Raw data:

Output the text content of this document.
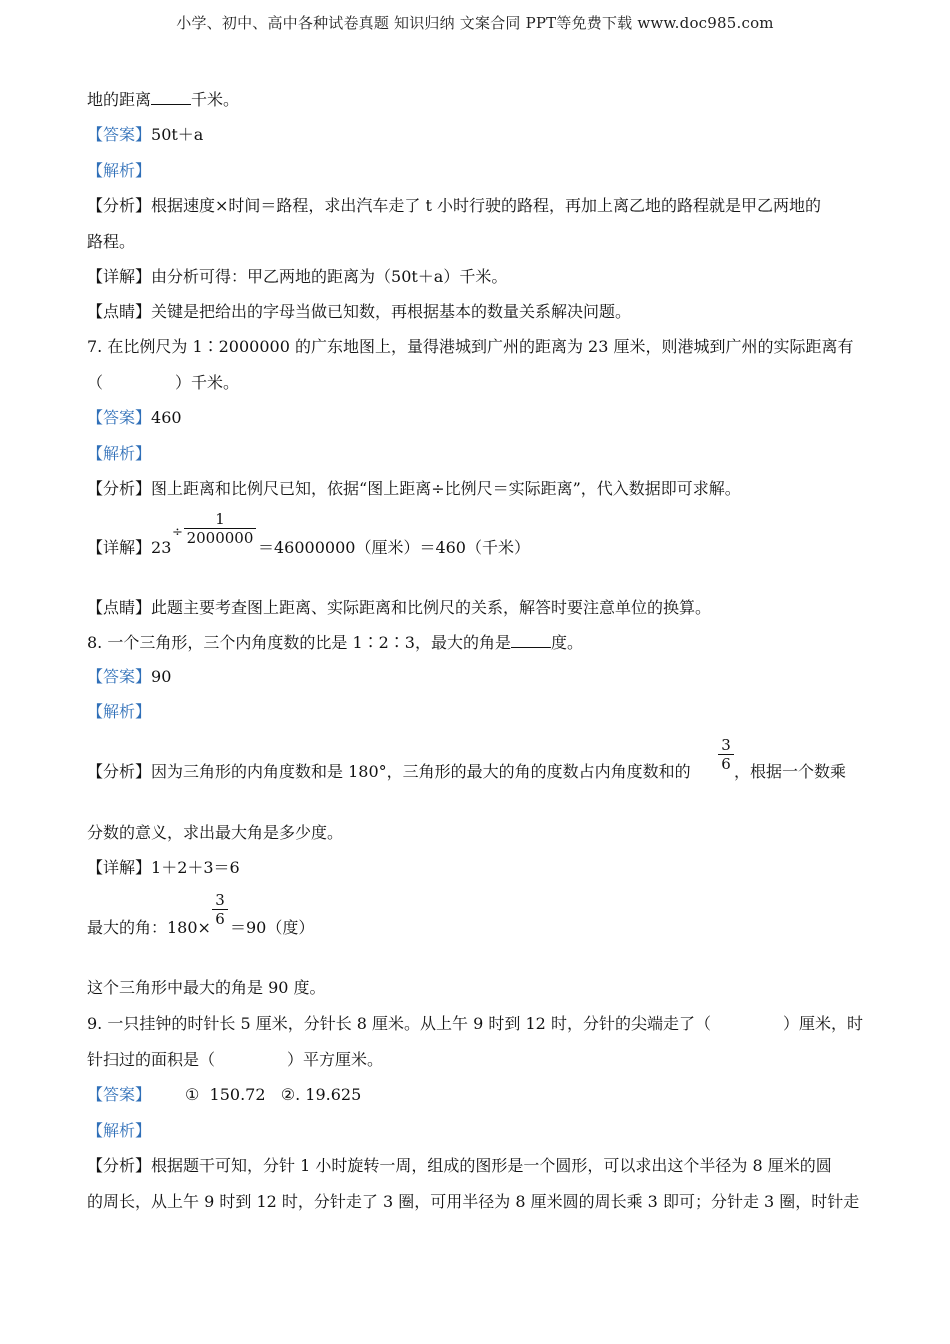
小学、初中、高中各种试卷真题 知识归纳 文案合同 PPT等免费下载 www.doc985.com
地的距离	千米。
【答案】50t＋a
【解析】
【分析】根据速度×时间＝路程，求出汽车走了 t 小时行驶的路程，再加上离乙地的路程就是甲乙两地的
路程。
【详解】由分析可得：甲乙两地的距离为（50t＋a）千米。
【点睛】关键是把给出的字母当做已知数，再根据基本的数量关系解决问题。
7. 在比例尺为 1∶2000000 的广东地图上，量得港城到广州的距离为 23 厘米，则港城到广州的实际距离有
（	）千米。
【答案】460
【解析】
【分析】图上距离和比例尺已知，依据“图上距离÷比例尺＝实际距离”，代入数据即可求解。
【详解】23
÷
1
2000000 ＝46000000（厘米）＝460（千米）
【点睛】此题主要考查图上距离、实际距离和比例尺的关系，解答时要注意单位的换算。
8. 一个三角形，三个内角度数的比是 1∶2∶3，最大的角是	度。
【答案】90
【解析】
【分析】因为三角形的内角度数和是 180°，三角形的最大的角的度数占内角度数和的
3
6 ，根据一个数乘
分数的意义，求出最大角是多少度。
【详解】1＋2＋3＝6
最大的角：180×
3
6 ＝90（度）
这个三角形中最大的角是 90 度。
9. 一只挂钟的时针长 5 厘米，分针长 8 厘米。从上午 9 时到 12 时，分针的尖端走了（	）厘米，时
针扫过的面积是（	）平方厘米。
【答案】 ①  150.72   ②. 19.625
【解析】
【分析】根据题干可知，分针 1 小时旋转一周，组成的图形是一个圆形，可以求出这个半径为 8 厘米的圆
的周长，从上午 9 时到 12 时，分针走了 3 圈，可用半径为 8 厘米圆的周长乘 3 即可；分针走 3 圈，时针走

Problem to work on: Reproduce each record above by retyping it exactly; omit all images.

Response to the exercise:
Output the text content of this document.
小学、初中、高中各种试卷真题 知识归纳 文案合同 PPT等免费下载 www.doc985.com
地的距离	千米。
【答案】50t＋a
【解析】
【分析】根据速度×时间＝路程，求出汽车走了 t 小时行驶的路程，再加上离乙地的路程就是甲乙两地的
路程。
【详解】由分析可得：甲乙两地的距离为（50t＋a）千米。
【点睛】关键是把给出的字母当做已知数，再根据基本的数量关系解决问题。
7. 在比例尺为 1∶2000000 的广东地图上，量得港城到广州的距离为 23 厘米，则港城到广州的实际距离有
（	）千米。
【答案】460
【解析】
【分析】图上距离和比例尺已知，依据“图上距离÷比例尺＝实际距离”，代入数据即可求解。
【详解】23
÷
1
2000000 ＝46000000（厘米）＝460（千米）
【点睛】此题主要考查图上距离、实际距离和比例尺的关系，解答时要注意单位的换算。
8. 一个三角形，三个内角度数的比是 1∶2∶3，最大的角是	度。
【答案】90
【解析】
【分析】因为三角形的内角度数和是 180°，三角形的最大的角的度数占内角度数和的
3
6 ，根据一个数乘
分数的意义，求出最大角是多少度。
【详解】1＋2＋3＝6
最大的角：180×
3
6 ＝90（度）
这个三角形中最大的角是 90 度。
9. 一只挂钟的时针长 5 厘米，分针长 8 厘米。从上午 9 时到 12 时，分针的尖端走了（	）厘米，时
针扫过的面积是（	）平方厘米。
【答案】 ①  150.72   ②. 19.625
【解析】
【分析】根据题干可知，分针 1 小时旋转一周，组成的图形是一个圆形，可以求出这个半径为 8 厘米的圆
的周长，从上午 9 时到 12 时，分针走了 3 圈，可用半径为 8 厘米圆的周长乘 3 即可；分针走 3 圈，时针走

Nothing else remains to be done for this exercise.